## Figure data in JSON
───
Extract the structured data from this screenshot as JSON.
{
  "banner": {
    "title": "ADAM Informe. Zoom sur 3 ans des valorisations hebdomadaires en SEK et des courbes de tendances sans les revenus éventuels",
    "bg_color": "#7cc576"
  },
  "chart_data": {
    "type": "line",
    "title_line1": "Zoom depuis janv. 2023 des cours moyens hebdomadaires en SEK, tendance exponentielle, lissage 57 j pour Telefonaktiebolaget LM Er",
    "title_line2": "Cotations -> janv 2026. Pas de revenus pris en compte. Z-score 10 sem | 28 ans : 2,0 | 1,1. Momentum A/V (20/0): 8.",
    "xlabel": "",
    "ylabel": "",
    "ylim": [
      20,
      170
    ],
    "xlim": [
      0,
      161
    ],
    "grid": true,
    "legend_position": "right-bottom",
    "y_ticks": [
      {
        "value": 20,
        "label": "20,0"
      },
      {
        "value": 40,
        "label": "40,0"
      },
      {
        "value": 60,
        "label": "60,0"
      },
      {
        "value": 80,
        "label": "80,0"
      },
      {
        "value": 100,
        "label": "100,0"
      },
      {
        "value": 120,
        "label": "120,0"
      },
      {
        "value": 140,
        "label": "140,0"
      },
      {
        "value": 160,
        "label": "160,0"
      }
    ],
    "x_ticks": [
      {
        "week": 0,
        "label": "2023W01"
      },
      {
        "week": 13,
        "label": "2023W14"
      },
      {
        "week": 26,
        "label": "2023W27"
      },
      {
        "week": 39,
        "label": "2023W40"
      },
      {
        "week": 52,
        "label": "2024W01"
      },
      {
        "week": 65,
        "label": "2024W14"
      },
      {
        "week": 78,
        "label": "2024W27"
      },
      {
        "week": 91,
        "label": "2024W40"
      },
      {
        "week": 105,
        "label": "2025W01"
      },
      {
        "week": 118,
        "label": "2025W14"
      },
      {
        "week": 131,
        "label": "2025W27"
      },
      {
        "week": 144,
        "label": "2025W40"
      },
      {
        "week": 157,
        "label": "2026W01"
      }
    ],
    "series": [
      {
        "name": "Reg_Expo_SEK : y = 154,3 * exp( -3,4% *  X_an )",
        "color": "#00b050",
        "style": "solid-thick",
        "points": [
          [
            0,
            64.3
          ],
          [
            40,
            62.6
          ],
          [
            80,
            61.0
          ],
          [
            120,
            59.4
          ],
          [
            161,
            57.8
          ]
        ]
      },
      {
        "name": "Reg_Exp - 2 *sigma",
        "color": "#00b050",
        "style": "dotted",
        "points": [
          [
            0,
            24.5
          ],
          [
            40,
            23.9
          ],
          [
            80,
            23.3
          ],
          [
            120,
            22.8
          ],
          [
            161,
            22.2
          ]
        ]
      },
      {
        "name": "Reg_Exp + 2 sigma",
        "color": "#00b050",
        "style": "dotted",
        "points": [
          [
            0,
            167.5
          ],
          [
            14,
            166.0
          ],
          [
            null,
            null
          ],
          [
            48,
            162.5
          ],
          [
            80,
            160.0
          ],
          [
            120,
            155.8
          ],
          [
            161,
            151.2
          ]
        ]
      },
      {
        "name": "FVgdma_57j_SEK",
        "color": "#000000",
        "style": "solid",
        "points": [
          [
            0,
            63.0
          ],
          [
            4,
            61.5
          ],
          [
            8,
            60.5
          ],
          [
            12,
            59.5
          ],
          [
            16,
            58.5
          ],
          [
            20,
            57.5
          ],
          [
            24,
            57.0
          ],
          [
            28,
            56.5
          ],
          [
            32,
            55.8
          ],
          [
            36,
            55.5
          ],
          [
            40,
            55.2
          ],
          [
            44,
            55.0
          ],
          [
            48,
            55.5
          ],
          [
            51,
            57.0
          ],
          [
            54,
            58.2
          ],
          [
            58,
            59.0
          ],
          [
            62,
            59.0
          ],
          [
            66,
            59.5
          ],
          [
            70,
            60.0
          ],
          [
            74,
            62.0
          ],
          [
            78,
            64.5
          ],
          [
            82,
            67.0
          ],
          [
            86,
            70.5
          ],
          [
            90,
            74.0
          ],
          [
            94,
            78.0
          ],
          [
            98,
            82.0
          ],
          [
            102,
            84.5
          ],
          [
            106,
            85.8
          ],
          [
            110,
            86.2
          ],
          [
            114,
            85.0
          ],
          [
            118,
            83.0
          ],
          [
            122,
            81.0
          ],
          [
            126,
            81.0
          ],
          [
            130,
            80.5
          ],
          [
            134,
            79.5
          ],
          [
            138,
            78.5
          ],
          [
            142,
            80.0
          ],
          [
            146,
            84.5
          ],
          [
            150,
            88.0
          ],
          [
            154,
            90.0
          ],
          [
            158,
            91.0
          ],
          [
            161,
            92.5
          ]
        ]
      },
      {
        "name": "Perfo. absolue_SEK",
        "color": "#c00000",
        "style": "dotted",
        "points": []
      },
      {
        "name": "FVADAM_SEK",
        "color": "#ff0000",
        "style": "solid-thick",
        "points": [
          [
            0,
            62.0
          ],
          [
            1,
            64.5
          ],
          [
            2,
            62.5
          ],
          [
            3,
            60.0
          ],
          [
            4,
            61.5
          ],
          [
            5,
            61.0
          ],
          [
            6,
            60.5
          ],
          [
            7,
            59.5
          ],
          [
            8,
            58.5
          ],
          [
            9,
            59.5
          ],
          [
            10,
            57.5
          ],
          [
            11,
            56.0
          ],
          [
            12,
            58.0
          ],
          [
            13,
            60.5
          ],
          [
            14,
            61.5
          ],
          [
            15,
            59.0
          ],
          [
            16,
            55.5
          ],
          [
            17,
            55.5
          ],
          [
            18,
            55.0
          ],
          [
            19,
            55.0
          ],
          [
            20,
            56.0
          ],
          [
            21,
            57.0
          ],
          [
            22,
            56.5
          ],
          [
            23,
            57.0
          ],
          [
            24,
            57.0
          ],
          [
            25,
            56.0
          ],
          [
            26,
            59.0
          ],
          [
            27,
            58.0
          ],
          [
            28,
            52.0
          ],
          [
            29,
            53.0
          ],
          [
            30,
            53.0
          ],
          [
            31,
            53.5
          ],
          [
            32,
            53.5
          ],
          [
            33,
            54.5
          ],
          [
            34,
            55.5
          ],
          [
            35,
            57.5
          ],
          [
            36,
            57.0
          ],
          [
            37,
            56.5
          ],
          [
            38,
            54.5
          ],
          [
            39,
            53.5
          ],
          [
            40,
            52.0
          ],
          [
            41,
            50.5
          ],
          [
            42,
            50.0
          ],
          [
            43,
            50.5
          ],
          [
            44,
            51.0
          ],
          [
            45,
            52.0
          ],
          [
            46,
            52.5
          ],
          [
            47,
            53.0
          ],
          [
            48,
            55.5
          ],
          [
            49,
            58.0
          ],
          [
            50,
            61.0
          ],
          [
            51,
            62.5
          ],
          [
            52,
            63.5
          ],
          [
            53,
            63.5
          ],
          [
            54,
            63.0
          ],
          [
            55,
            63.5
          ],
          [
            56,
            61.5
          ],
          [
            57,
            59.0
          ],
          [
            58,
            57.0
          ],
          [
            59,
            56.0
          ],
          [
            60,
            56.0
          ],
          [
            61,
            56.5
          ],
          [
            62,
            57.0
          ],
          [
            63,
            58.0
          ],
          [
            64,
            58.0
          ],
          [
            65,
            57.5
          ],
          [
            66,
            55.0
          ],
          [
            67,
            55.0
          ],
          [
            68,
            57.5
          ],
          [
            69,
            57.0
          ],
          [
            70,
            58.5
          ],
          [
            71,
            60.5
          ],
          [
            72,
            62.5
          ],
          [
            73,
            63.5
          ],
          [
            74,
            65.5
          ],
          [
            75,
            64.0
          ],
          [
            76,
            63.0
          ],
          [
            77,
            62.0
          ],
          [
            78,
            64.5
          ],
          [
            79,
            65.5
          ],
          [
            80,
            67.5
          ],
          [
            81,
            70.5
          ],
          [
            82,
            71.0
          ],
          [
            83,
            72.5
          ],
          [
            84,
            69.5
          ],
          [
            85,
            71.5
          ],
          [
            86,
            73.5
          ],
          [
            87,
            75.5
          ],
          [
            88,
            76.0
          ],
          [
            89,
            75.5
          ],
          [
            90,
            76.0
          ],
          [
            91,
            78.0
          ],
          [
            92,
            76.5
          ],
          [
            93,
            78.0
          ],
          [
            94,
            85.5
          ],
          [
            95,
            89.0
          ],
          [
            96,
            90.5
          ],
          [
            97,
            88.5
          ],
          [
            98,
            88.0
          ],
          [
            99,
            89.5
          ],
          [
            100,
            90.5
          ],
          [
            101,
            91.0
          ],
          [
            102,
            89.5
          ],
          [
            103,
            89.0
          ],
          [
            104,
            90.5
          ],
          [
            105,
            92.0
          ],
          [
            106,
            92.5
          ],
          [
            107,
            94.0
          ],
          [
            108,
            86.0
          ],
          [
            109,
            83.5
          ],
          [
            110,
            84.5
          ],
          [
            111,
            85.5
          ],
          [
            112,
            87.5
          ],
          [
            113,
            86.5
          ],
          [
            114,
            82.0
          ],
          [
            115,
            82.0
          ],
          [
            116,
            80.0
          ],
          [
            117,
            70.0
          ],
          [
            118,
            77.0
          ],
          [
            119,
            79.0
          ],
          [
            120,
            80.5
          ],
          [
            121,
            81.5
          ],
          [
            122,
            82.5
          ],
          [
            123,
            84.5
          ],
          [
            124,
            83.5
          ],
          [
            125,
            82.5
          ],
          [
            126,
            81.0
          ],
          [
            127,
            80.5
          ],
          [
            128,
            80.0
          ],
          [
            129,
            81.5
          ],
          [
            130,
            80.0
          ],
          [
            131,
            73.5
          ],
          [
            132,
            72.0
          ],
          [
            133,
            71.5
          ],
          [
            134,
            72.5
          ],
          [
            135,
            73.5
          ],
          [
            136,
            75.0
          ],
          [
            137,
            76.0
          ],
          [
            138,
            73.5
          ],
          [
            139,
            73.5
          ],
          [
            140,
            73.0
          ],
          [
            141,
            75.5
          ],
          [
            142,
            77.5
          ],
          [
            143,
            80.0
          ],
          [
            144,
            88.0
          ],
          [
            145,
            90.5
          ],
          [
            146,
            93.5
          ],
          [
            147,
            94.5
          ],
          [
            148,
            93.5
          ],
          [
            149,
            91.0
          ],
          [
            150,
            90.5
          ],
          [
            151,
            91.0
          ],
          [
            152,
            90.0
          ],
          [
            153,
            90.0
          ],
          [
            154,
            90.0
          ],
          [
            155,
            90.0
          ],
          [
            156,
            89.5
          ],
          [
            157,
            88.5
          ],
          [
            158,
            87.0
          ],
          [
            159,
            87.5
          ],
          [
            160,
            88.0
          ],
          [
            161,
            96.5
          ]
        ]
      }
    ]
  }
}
───
Review the preceding data and report every line that includes the string "janv".

    "title_line1": "Zoom depuis janv. 2023 des cours moyens hebdomadaires en SEK, tendance exponentielle, lissage 57 j pour Telefonaktiebolaget LM Er",
    "title_line2": "Cotations -> janv 2026. Pas de revenus pris en compte. Z-score 10 sem | 28 ans : 2,0 | 1,1. Momentum A/V (20/0): 8.",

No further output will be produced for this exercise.